Stated goal: Restate the full set of records exactly, without adding or dropping a word.
◇ ◇ ◇ ◇
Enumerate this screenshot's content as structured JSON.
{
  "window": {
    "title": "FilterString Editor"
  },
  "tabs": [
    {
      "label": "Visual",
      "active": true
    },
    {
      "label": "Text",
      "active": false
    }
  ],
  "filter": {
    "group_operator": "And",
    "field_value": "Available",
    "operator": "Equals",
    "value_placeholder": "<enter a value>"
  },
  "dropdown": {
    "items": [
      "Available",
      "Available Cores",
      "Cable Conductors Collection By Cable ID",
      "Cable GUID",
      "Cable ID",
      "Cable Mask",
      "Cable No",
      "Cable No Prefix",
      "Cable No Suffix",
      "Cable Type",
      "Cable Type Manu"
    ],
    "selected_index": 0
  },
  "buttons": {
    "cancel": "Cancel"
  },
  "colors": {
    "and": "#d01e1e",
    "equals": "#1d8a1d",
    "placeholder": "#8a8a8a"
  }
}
◇ ◇ ◇ ◇
Exercise response:
Enumerate this screenshot's content as structured JSON.
{
  "window": {
    "title": "FilterString Editor"
  },
  "tabs": [
    {
      "label": "Visual",
      "active": true
    },
    {
      "label": "Text",
      "active": false
    }
  ],
  "filter": {
    "group_operator": "And",
    "field_value": "Available",
    "operator": "Equals",
    "value_placeholder": "<enter a value>"
  },
  "dropdown": {
    "items": [
      "Available",
      "Available Cores",
      "Cable Conductors Collection By Cable ID",
      "Cable GUID",
      "Cable ID",
      "Cable Mask",
      "Cable No",
      "Cable No Prefix",
      "Cable No Suffix",
      "Cable Type",
      "Cable Type Manu"
    ],
    "selected_index": 0
  },
  "buttons": {
    "cancel": "Cancel"
  },
  "colors": {
    "and": "#d01e1e",
    "equals": "#1d8a1d",
    "placeholder": "#8a8a8a"
  }
}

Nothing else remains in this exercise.